* [REQUEST]
The data below needs to be returned exactly, line for line.

[Records from a data collection]
● ● ●

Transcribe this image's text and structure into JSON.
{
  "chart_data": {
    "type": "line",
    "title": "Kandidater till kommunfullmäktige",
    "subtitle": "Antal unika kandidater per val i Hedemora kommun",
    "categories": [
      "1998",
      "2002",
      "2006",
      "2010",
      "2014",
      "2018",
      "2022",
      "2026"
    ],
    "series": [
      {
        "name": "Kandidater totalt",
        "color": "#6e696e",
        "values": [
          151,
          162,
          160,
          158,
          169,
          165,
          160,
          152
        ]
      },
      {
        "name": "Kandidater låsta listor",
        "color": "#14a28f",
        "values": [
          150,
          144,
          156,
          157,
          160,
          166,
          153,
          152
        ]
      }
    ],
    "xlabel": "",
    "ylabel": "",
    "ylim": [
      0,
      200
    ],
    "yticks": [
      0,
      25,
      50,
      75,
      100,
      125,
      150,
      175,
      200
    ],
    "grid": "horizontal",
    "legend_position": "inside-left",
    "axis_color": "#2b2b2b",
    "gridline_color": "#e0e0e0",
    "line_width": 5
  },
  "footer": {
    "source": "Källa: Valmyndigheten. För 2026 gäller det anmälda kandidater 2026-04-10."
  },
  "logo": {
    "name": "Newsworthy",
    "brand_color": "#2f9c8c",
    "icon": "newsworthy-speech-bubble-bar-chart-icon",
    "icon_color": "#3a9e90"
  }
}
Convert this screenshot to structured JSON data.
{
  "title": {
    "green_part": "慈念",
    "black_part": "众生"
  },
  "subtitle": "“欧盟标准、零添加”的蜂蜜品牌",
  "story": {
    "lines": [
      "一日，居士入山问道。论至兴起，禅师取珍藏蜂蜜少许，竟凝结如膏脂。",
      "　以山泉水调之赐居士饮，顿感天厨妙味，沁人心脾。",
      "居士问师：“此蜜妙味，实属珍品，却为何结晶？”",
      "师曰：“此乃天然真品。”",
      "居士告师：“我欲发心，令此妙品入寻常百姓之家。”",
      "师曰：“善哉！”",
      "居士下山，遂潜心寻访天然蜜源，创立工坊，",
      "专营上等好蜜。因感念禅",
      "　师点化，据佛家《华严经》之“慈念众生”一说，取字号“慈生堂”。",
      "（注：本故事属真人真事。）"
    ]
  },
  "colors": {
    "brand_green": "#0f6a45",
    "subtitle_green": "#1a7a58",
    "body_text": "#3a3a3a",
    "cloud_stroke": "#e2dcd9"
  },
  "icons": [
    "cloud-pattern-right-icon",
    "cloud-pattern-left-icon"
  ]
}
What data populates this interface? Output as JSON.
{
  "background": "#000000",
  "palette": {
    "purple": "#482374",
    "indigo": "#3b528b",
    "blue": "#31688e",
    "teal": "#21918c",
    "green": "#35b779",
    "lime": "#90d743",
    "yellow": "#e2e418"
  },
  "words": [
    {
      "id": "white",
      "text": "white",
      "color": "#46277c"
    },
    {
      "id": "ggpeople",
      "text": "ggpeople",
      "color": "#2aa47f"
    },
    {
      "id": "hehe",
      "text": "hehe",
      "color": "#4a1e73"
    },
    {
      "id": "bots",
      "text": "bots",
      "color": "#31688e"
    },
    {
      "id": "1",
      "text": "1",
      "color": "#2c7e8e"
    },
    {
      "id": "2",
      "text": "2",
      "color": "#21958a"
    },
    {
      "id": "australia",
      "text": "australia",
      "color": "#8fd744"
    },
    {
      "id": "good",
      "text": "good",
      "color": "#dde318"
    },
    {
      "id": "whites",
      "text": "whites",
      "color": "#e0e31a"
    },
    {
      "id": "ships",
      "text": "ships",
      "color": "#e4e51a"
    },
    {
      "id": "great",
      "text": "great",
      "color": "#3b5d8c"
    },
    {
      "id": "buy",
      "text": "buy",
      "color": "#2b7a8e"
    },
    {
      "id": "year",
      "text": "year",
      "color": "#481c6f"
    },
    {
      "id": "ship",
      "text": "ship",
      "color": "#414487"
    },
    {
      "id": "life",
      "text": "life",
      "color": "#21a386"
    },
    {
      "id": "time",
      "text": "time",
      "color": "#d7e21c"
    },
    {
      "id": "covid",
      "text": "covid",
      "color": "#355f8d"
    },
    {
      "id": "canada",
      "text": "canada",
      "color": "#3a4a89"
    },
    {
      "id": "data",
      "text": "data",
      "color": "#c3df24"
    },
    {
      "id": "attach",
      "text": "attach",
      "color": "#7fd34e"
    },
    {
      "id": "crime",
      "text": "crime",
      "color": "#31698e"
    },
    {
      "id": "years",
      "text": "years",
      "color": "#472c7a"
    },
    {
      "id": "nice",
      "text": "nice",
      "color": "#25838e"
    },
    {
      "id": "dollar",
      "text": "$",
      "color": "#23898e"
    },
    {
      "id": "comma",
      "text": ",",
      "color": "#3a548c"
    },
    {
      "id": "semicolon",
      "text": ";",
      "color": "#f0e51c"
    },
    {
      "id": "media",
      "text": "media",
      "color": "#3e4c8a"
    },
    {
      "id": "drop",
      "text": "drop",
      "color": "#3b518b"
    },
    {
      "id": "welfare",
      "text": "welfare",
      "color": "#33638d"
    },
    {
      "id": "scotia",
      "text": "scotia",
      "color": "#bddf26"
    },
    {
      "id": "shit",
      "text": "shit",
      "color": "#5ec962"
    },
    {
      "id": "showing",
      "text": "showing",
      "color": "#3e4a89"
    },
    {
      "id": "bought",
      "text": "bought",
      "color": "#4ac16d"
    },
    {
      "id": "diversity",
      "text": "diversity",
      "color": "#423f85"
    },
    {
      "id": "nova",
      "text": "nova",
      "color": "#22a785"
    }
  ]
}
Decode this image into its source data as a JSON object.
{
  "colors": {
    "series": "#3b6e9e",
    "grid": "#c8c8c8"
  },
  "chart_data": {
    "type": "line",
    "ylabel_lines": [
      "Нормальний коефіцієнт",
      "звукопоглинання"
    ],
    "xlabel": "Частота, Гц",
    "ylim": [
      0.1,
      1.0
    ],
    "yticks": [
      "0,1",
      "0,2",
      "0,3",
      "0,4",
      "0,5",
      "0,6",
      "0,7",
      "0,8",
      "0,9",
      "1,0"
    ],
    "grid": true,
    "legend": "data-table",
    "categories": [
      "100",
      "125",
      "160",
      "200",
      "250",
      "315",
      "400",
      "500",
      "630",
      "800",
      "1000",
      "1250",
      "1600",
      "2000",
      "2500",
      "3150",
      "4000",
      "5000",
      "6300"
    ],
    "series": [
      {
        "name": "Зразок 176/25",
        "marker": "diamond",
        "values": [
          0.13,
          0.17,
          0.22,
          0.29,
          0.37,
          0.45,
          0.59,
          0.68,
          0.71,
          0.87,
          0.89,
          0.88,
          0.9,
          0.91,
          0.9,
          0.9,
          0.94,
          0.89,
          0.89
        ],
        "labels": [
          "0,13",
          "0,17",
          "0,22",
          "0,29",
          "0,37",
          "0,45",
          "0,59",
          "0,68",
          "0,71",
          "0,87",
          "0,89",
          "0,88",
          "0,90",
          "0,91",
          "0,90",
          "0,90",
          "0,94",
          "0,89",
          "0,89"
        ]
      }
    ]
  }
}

● ● ●

* [RESULT FOR THIS TASK]
Transcribe this image's text and structure into JSON.
{
  "chart_data": {
    "type": "line",
    "title": "Kandidater till kommunfullmäktige",
    "subtitle": "Antal unika kandidater per val i Hedemora kommun",
    "categories": [
      "1998",
      "2002",
      "2006",
      "2010",
      "2014",
      "2018",
      "2022",
      "2026"
    ],
    "series": [
      {
        "name": "Kandidater totalt",
        "color": "#6e696e",
        "values": [
          151,
          162,
          160,
          158,
          169,
          165,
          160,
          152
        ]
      },
      {
        "name": "Kandidater låsta listor",
        "color": "#14a28f",
        "values": [
          150,
          144,
          156,
          157,
          160,
          166,
          153,
          152
        ]
      }
    ],
    "xlabel": "",
    "ylabel": "",
    "ylim": [
      0,
      200
    ],
    "yticks": [
      0,
      25,
      50,
      75,
      100,
      125,
      150,
      175,
      200
    ],
    "grid": "horizontal",
    "legend_position": "inside-left",
    "axis_color": "#2b2b2b",
    "gridline_color": "#e0e0e0",
    "line_width": 5
  },
  "footer": {
    "source": "Källa: Valmyndigheten. För 2026 gäller det anmälda kandidater 2026-04-10."
  },
  "logo": {
    "name": "Newsworthy",
    "brand_color": "#2f9c8c",
    "icon": "newsworthy-speech-bubble-bar-chart-icon",
    "icon_color": "#3a9e90"
  }
}
Convert this screenshot to structured JSON data.
{
  "title": {
    "green_part": "慈念",
    "black_part": "众生"
  },
  "subtitle": "“欧盟标准、零添加”的蜂蜜品牌",
  "story": {
    "lines": [
      "一日，居士入山问道。论至兴起，禅师取珍藏蜂蜜少许，竟凝结如膏脂。",
      "　以山泉水调之赐居士饮，顿感天厨妙味，沁人心脾。",
      "居士问师：“此蜜妙味，实属珍品，却为何结晶？”",
      "师曰：“此乃天然真品。”",
      "居士告师：“我欲发心，令此妙品入寻常百姓之家。”",
      "师曰：“善哉！”",
      "居士下山，遂潜心寻访天然蜜源，创立工坊，",
      "专营上等好蜜。因感念禅",
      "　师点化，据佛家《华严经》之“慈念众生”一说，取字号“慈生堂”。",
      "（注：本故事属真人真事。）"
    ]
  },
  "colors": {
    "brand_green": "#0f6a45",
    "subtitle_green": "#1a7a58",
    "body_text": "#3a3a3a",
    "cloud_stroke": "#e2dcd9"
  },
  "icons": [
    "cloud-pattern-right-icon",
    "cloud-pattern-left-icon"
  ]
}
What data populates this interface? Output as JSON.
{
  "background": "#000000",
  "palette": {
    "purple": "#482374",
    "indigo": "#3b528b",
    "blue": "#31688e",
    "teal": "#21918c",
    "green": "#35b779",
    "lime": "#90d743",
    "yellow": "#e2e418"
  },
  "words": [
    {
      "id": "white",
      "text": "white",
      "color": "#46277c"
    },
    {
      "id": "ggpeople",
      "text": "ggpeople",
      "color": "#2aa47f"
    },
    {
      "id": "hehe",
      "text": "hehe",
      "color": "#4a1e73"
    },
    {
      "id": "bots",
      "text": "bots",
      "color": "#31688e"
    },
    {
      "id": "1",
      "text": "1",
      "color": "#2c7e8e"
    },
    {
      "id": "2",
      "text": "2",
      "color": "#21958a"
    },
    {
      "id": "australia",
      "text": "australia",
      "color": "#8fd744"
    },
    {
      "id": "good",
      "text": "good",
      "color": "#dde318"
    },
    {
      "id": "whites",
      "text": "whites",
      "color": "#e0e31a"
    },
    {
      "id": "ships",
      "text": "ships",
      "color": "#e4e51a"
    },
    {
      "id": "great",
      "text": "great",
      "color": "#3b5d8c"
    },
    {
      "id": "buy",
      "text": "buy",
      "color": "#2b7a8e"
    },
    {
      "id": "year",
      "text": "year",
      "color": "#481c6f"
    },
    {
      "id": "ship",
      "text": "ship",
      "color": "#414487"
    },
    {
      "id": "life",
      "text": "life",
      "color": "#21a386"
    },
    {
      "id": "time",
      "text": "time",
      "color": "#d7e21c"
    },
    {
      "id": "covid",
      "text": "covid",
      "color": "#355f8d"
    },
    {
      "id": "canada",
      "text": "canada",
      "color": "#3a4a89"
    },
    {
      "id": "data",
      "text": "data",
      "color": "#c3df24"
    },
    {
      "id": "attach",
      "text": "attach",
      "color": "#7fd34e"
    },
    {
      "id": "crime",
      "text": "crime",
      "color": "#31698e"
    },
    {
      "id": "years",
      "text": "years",
      "color": "#472c7a"
    },
    {
      "id": "nice",
      "text": "nice",
      "color": "#25838e"
    },
    {
      "id": "dollar",
      "text": "$",
      "color": "#23898e"
    },
    {
      "id": "comma",
      "text": ",",
      "color": "#3a548c"
    },
    {
      "id": "semicolon",
      "text": ";",
      "color": "#f0e51c"
    },
    {
      "id": "media",
      "text": "media",
      "color": "#3e4c8a"
    },
    {
      "id": "drop",
      "text": "drop",
      "color": "#3b518b"
    },
    {
      "id": "welfare",
      "text": "welfare",
      "color": "#33638d"
    },
    {
      "id": "scotia",
      "text": "scotia",
      "color": "#bddf26"
    },
    {
      "id": "shit",
      "text": "shit",
      "color": "#5ec962"
    },
    {
      "id": "showing",
      "text": "showing",
      "color": "#3e4a89"
    },
    {
      "id": "bought",
      "text": "bought",
      "color": "#4ac16d"
    },
    {
      "id": "diversity",
      "text": "diversity",
      "color": "#423f85"
    },
    {
      "id": "nova",
      "text": "nova",
      "color": "#22a785"
    }
  ]
}
Decode this image into its source data as a JSON object.
{
  "colors": {
    "series": "#3b6e9e",
    "grid": "#c8c8c8"
  },
  "chart_data": {
    "type": "line",
    "ylabel_lines": [
      "Нормальний коефіцієнт",
      "звукопоглинання"
    ],
    "xlabel": "Частота, Гц",
    "ylim": [
      0.1,
      1.0
    ],
    "yticks": [
      "0,1",
      "0,2",
      "0,3",
      "0,4",
      "0,5",
      "0,6",
      "0,7",
      "0,8",
      "0,9",
      "1,0"
    ],
    "grid": true,
    "legend": "data-table",
    "categories": [
      "100",
      "125",
      "160",
      "200",
      "250",
      "315",
      "400",
      "500",
      "630",
      "800",
      "1000",
      "1250",
      "1600",
      "2000",
      "2500",
      "3150",
      "4000",
      "5000",
      "6300"
    ],
    "series": [
      {
        "name": "Зразок 176/25",
        "marker": "diamond",
        "values": [
          0.13,
          0.17,
          0.22,
          0.29,
          0.37,
          0.45,
          0.59,
          0.68,
          0.71,
          0.87,
          0.89,
          0.88,
          0.9,
          0.91,
          0.9,
          0.9,
          0.94,
          0.89,
          0.89
        ],
        "labels": [
          "0,13",
          "0,17",
          "0,22",
          "0,29",
          "0,37",
          "0,45",
          "0,59",
          "0,68",
          "0,71",
          "0,87",
          "0,89",
          "0,88",
          "0,90",
          "0,91",
          "0,90",
          "0,90",
          "0,94",
          "0,89",
          "0,89"
        ]
      }
    ]
  }
}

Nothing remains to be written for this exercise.